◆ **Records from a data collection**
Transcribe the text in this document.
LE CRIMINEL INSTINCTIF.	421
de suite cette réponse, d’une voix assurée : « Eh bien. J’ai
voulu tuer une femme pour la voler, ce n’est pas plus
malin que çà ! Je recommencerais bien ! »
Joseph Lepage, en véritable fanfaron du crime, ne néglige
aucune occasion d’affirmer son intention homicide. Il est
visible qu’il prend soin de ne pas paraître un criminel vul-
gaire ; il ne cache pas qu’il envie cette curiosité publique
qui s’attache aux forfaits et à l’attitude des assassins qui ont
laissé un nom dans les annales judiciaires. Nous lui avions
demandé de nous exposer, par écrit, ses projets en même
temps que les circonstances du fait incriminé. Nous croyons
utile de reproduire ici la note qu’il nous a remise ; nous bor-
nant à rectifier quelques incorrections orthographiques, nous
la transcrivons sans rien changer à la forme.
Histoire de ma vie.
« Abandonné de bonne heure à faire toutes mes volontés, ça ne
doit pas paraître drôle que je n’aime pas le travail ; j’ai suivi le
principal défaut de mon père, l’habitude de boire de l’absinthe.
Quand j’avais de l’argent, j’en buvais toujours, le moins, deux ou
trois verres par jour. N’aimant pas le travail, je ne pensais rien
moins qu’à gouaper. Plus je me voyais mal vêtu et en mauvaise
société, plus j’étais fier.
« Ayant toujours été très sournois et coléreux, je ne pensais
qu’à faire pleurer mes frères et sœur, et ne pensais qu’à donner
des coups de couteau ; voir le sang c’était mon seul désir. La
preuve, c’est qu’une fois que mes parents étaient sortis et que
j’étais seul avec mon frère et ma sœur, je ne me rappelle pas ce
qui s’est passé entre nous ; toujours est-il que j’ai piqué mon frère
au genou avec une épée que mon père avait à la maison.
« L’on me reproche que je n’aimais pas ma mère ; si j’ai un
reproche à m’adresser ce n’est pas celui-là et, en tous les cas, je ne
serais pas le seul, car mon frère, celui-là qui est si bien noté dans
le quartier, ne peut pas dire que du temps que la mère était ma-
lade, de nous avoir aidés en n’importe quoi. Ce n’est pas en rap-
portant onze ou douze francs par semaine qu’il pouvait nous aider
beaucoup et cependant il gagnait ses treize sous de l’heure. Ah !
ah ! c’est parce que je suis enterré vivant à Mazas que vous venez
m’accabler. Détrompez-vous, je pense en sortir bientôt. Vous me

◆ **What is needed**
Count the lines in the records above that contain the word "mère", and give only that number.

◆ **Exercise solution**
2